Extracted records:
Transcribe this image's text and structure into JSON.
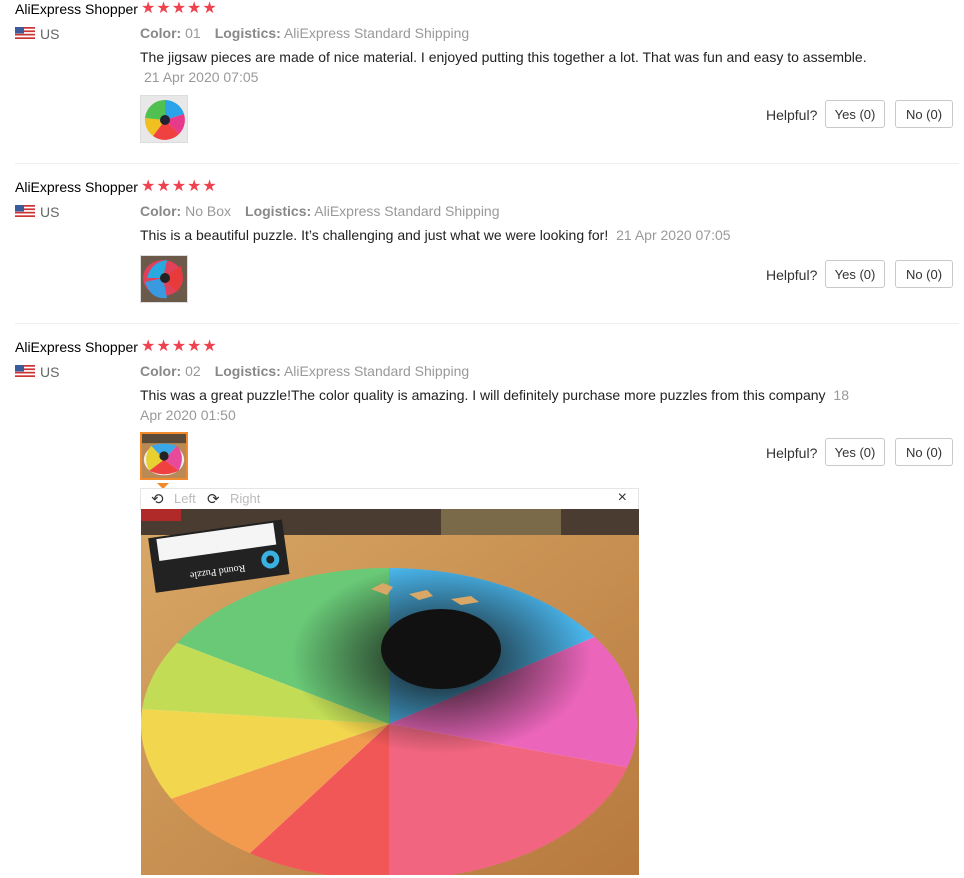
{
  "reviews": [
    {
      "name": "AliExpress Shopper",
      "stars": "★★★★★",
      "country": "US",
      "color_label": "Color:",
      "color": "01",
      "logistics_label": "Logistics:",
      "logistics": "AliExpress Standard Shipping",
      "text": "The jigsaw pieces are made of nice material. I enjoyed putting this together a lot. That was fun and easy to assemble.",
      "date": "21 Apr 2020 07:05",
      "helpful": "Helpful?",
      "yes": "Yes (0)",
      "no": "No (0)"
    },
    {
      "name": "AliExpress Shopper",
      "stars": "★★★★★",
      "country": "US",
      "color_label": "Color:",
      "color": "No Box",
      "logistics_label": "Logistics:",
      "logistics": "AliExpress Standard Shipping",
      "text": "This is a beautiful puzzle. It’s challenging and just what we were looking for!",
      "date": "21 Apr 2020 07:05",
      "helpful": "Helpful?",
      "yes": "Yes (0)",
      "no": "No (0)"
    },
    {
      "name": "AliExpress Shopper",
      "stars": "★★★★★",
      "country": "US",
      "color_label": "Color:",
      "color": "02",
      "logistics_label": "Logistics:",
      "logistics": "AliExpress Standard Shipping",
      "text": "This was a great puzzle!The color quality is amazing. I will definitely purchase more puzzles from this company",
      "date": "18 Apr 2020 01:50",
      "helpful": "Helpful?",
      "yes": "Yes (0)",
      "no": "No (0)"
    }
  ],
  "viewer": {
    "rotate_left": "Left",
    "rotate_right": "Right",
    "close": "×",
    "box_label": "Round Puzzle"
  },
  "colors": {
    "star": "#f0414f",
    "active_thumb": "#f08a2c",
    "muted": "#999999"
  }
}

● DIRECTIONS
Repeat all of the records verbatim, leaving out the pictures.

● SOLUTION TO THIS TASK
Transcribe this image's text and structure into JSON.
{
  "reviews": [
    {
      "name": "AliExpress Shopper",
      "stars": "★★★★★",
      "country": "US",
      "color_label": "Color:",
      "color": "01",
      "logistics_label": "Logistics:",
      "logistics": "AliExpress Standard Shipping",
      "text": "The jigsaw pieces are made of nice material. I enjoyed putting this together a lot. That was fun and easy to assemble.",
      "date": "21 Apr 2020 07:05",
      "helpful": "Helpful?",
      "yes": "Yes (0)",
      "no": "No (0)"
    },
    {
      "name": "AliExpress Shopper",
      "stars": "★★★★★",
      "country": "US",
      "color_label": "Color:",
      "color": "No Box",
      "logistics_label": "Logistics:",
      "logistics": "AliExpress Standard Shipping",
      "text": "This is a beautiful puzzle. It’s challenging and just what we were looking for!",
      "date": "21 Apr 2020 07:05",
      "helpful": "Helpful?",
      "yes": "Yes (0)",
      "no": "No (0)"
    },
    {
      "name": "AliExpress Shopper",
      "stars": "★★★★★",
      "country": "US",
      "color_label": "Color:",
      "color": "02",
      "logistics_label": "Logistics:",
      "logistics": "AliExpress Standard Shipping",
      "text": "This was a great puzzle!The color quality is amazing. I will definitely purchase more puzzles from this company",
      "date": "18 Apr 2020 01:50",
      "helpful": "Helpful?",
      "yes": "Yes (0)",
      "no": "No (0)"
    }
  ],
  "viewer": {
    "rotate_left": "Left",
    "rotate_right": "Right",
    "close": "×",
    "box_label": "Round Puzzle"
  },
  "colors": {
    "star": "#f0414f",
    "active_thumb": "#f08a2c",
    "muted": "#999999"
  }
}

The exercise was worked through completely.